Quote every line as given.

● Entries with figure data

____

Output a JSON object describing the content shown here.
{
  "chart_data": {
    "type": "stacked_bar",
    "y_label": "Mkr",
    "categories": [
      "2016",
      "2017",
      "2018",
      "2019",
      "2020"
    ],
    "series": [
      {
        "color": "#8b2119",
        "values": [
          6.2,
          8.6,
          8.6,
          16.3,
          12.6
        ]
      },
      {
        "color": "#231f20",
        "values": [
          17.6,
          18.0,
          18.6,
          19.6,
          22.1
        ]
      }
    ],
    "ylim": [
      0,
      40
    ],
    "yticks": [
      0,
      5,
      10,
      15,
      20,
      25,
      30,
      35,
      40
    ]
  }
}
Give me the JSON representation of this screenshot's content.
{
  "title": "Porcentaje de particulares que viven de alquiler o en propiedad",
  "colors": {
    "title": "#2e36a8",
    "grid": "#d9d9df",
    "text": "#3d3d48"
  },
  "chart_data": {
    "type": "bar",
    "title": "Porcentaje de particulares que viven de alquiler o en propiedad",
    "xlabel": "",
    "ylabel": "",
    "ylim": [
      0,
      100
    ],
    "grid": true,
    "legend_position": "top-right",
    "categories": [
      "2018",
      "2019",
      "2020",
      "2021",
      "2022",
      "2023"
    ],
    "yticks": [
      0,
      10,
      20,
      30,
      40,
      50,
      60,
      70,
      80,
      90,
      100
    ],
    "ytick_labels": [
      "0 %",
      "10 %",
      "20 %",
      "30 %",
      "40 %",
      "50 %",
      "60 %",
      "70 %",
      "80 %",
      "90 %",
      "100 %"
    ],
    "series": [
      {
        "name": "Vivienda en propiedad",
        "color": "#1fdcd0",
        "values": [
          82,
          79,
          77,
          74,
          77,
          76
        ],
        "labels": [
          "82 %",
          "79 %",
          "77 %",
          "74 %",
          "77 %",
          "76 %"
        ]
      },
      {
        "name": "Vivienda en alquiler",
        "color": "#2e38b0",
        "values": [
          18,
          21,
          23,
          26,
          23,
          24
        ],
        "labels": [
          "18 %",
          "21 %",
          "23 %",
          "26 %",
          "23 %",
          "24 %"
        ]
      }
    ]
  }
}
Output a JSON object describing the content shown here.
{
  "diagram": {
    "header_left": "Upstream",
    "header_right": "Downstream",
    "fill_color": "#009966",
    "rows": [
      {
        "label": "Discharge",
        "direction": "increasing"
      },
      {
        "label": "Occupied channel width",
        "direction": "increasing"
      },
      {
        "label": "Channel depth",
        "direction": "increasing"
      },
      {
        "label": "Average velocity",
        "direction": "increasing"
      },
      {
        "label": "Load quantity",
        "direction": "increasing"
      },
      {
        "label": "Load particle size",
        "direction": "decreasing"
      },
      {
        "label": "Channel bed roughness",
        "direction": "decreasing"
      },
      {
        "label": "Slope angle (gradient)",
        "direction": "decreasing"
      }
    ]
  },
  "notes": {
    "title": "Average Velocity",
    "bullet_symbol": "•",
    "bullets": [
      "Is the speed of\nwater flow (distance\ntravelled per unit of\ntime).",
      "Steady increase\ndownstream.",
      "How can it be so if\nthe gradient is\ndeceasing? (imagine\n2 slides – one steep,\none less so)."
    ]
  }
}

____

● OUTPUT
Output a JSON object describing the content shown here.
{
  "chart_data": {
    "type": "stacked_bar",
    "y_label": "Mkr",
    "categories": [
      "2016",
      "2017",
      "2018",
      "2019",
      "2020"
    ],
    "series": [
      {
        "color": "#8b2119",
        "values": [
          6.2,
          8.6,
          8.6,
          16.3,
          12.6
        ]
      },
      {
        "color": "#231f20",
        "values": [
          17.6,
          18.0,
          18.6,
          19.6,
          22.1
        ]
      }
    ],
    "ylim": [
      0,
      40
    ],
    "yticks": [
      0,
      5,
      10,
      15,
      20,
      25,
      30,
      35,
      40
    ]
  }
}
Give me the JSON representation of this screenshot's content.
{
  "title": "Porcentaje de particulares que viven de alquiler o en propiedad",
  "colors": {
    "title": "#2e36a8",
    "grid": "#d9d9df",
    "text": "#3d3d48"
  },
  "chart_data": {
    "type": "bar",
    "title": "Porcentaje de particulares que viven de alquiler o en propiedad",
    "xlabel": "",
    "ylabel": "",
    "ylim": [
      0,
      100
    ],
    "grid": true,
    "legend_position": "top-right",
    "categories": [
      "2018",
      "2019",
      "2020",
      "2021",
      "2022",
      "2023"
    ],
    "yticks": [
      0,
      10,
      20,
      30,
      40,
      50,
      60,
      70,
      80,
      90,
      100
    ],
    "ytick_labels": [
      "0 %",
      "10 %",
      "20 %",
      "30 %",
      "40 %",
      "50 %",
      "60 %",
      "70 %",
      "80 %",
      "90 %",
      "100 %"
    ],
    "series": [
      {
        "name": "Vivienda en propiedad",
        "color": "#1fdcd0",
        "values": [
          82,
          79,
          77,
          74,
          77,
          76
        ],
        "labels": [
          "82 %",
          "79 %",
          "77 %",
          "74 %",
          "77 %",
          "76 %"
        ]
      },
      {
        "name": "Vivienda en alquiler",
        "color": "#2e38b0",
        "values": [
          18,
          21,
          23,
          26,
          23,
          24
        ],
        "labels": [
          "18 %",
          "21 %",
          "23 %",
          "26 %",
          "23 %",
          "24 %"
        ]
      }
    ]
  }
}
Output a JSON object describing the content shown here.
{
  "diagram": {
    "header_left": "Upstream",
    "header_right": "Downstream",
    "fill_color": "#009966",
    "rows": [
      {
        "label": "Discharge",
        "direction": "increasing"
      },
      {
        "label": "Occupied channel width",
        "direction": "increasing"
      },
      {
        "label": "Channel depth",
        "direction": "increasing"
      },
      {
        "label": "Average velocity",
        "direction": "increasing"
      },
      {
        "label": "Load quantity",
        "direction": "increasing"
      },
      {
        "label": "Load particle size",
        "direction": "decreasing"
      },
      {
        "label": "Channel bed roughness",
        "direction": "decreasing"
      },
      {
        "label": "Slope angle (gradient)",
        "direction": "decreasing"
      }
    ]
  },
  "notes": {
    "title": "Average Velocity",
    "bullet_symbol": "•",
    "bullets": [
      "Is the speed of\nwater flow (distance\ntravelled per unit of\ntime).",
      "Steady increase\ndownstream.",
      "How can it be so if\nthe gradient is\ndeceasing? (imagine\n2 slides – one steep,\none less so)."
    ]
  }
}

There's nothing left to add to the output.